··· Data for processing ···
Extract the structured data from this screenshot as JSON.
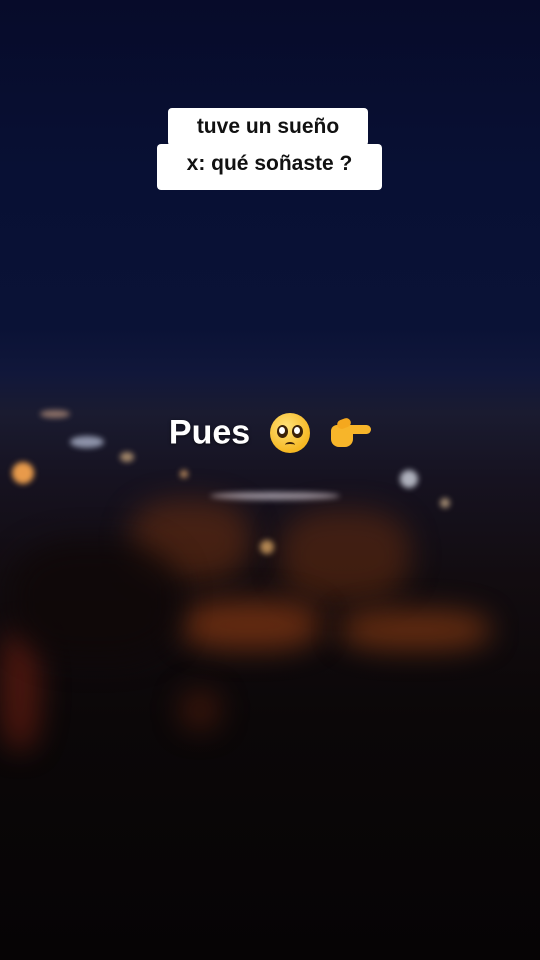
{
  "video": {
    "captions": {
      "line1": "tuve un sueño",
      "line2": "x: qué soñaste ?"
    },
    "overlay": {
      "text": "Pues",
      "emoji_1": "pleading-face-icon",
      "emoji_2": "backhand-index-pointing-right-icon"
    }
  },
  "colors": {
    "caption_bg": "#ffffff",
    "caption_text": "#111111",
    "overlay_text": "#ffffff",
    "night_sky": "#081034",
    "city_lights": "#f2a24a"
  }
}
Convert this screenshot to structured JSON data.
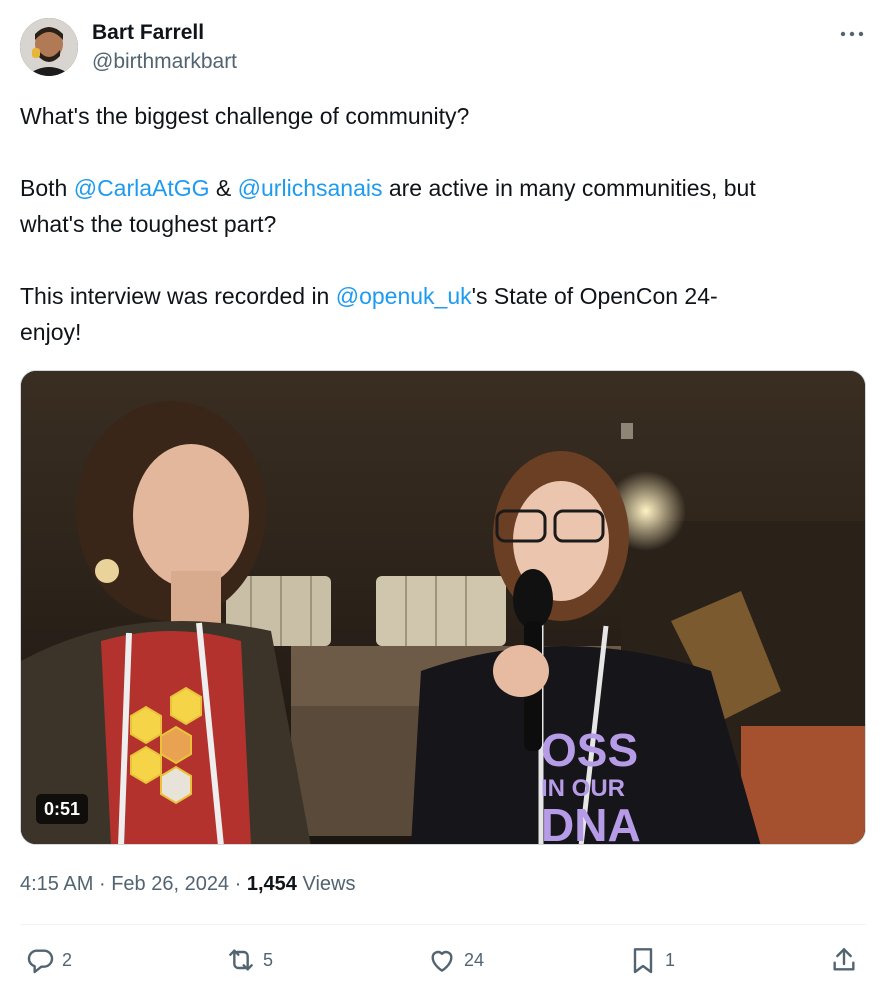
{
  "author": {
    "name": "Bart Farrell",
    "handle": "@birthmarkbart"
  },
  "tweet": {
    "line1": "What's the biggest challenge of community?",
    "p2_a": "Both ",
    "p2_mention1": "@CarlaAtGG",
    "p2_b": " & ",
    "p2_mention2": "@urlichsanais",
    "p2_c": " are active in many communities, but",
    "p2_line2": "what's the toughest part?",
    "p3_a": "This interview was recorded in ",
    "p3_mention": "@openuk_uk",
    "p3_b": "'s State of OpenCon 24-",
    "p3_line2": "enjoy!"
  },
  "video": {
    "duration": "0:51",
    "shirt_text_top": "OSS",
    "shirt_text_mid": "IN OUR",
    "shirt_text_bottom": "DNA"
  },
  "meta": {
    "time": "4:15 AM",
    "separator": "·",
    "date": "Feb 26, 2024",
    "views_count": "1,454",
    "views_label": "Views"
  },
  "actions": {
    "replies": "2",
    "reposts": "5",
    "likes": "24",
    "bookmarks": "1"
  },
  "colors": {
    "link": "#1d9bf0",
    "secondary_text": "#536471",
    "primary_text": "#0f1419"
  },
  "icons": [
    "more-icon",
    "reply-icon",
    "repost-icon",
    "like-icon",
    "bookmark-icon",
    "share-icon"
  ]
}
···
→ Given instruction: Write out each entry exactly as given, but skip the pictures.

→ Exercise answer:
Extract the structured data from this screenshot as JSON.
{
  "video": {
    "captions": {
      "line1": "tuve un sueño",
      "line2": "x: qué soñaste ?"
    },
    "overlay": {
      "text": "Pues",
      "emoji_1": "pleading-face-icon",
      "emoji_2": "backhand-index-pointing-right-icon"
    }
  },
  "colors": {
    "caption_bg": "#ffffff",
    "caption_text": "#111111",
    "overlay_text": "#ffffff",
    "night_sky": "#081034",
    "city_lights": "#f2a24a"
  }
}
Convert this screenshot to structured JSON data.
{
  "author": {
    "name": "Bart Farrell",
    "handle": "@birthmarkbart"
  },
  "tweet": {
    "line1": "What's the biggest challenge of community?",
    "p2_a": "Both ",
    "p2_mention1": "@CarlaAtGG",
    "p2_b": " & ",
    "p2_mention2": "@urlichsanais",
    "p2_c": " are active in many communities, but",
    "p2_line2": "what's the toughest part?",
    "p3_a": "This interview was recorded in ",
    "p3_mention": "@openuk_uk",
    "p3_b": "'s State of OpenCon 24-",
    "p3_line2": "enjoy!"
  },
  "video": {
    "duration": "0:51",
    "shirt_text_top": "OSS",
    "shirt_text_mid": "IN OUR",
    "shirt_text_bottom": "DNA"
  },
  "meta": {
    "time": "4:15 AM",
    "separator": "·",
    "date": "Feb 26, 2024",
    "views_count": "1,454",
    "views_label": "Views"
  },
  "actions": {
    "replies": "2",
    "reposts": "5",
    "likes": "24",
    "bookmarks": "1"
  },
  "colors": {
    "link": "#1d9bf0",
    "secondary_text": "#536471",
    "primary_text": "#0f1419"
  },
  "icons": [
    "more-icon",
    "reply-icon",
    "repost-icon",
    "like-icon",
    "bookmark-icon",
    "share-icon"
  ]
}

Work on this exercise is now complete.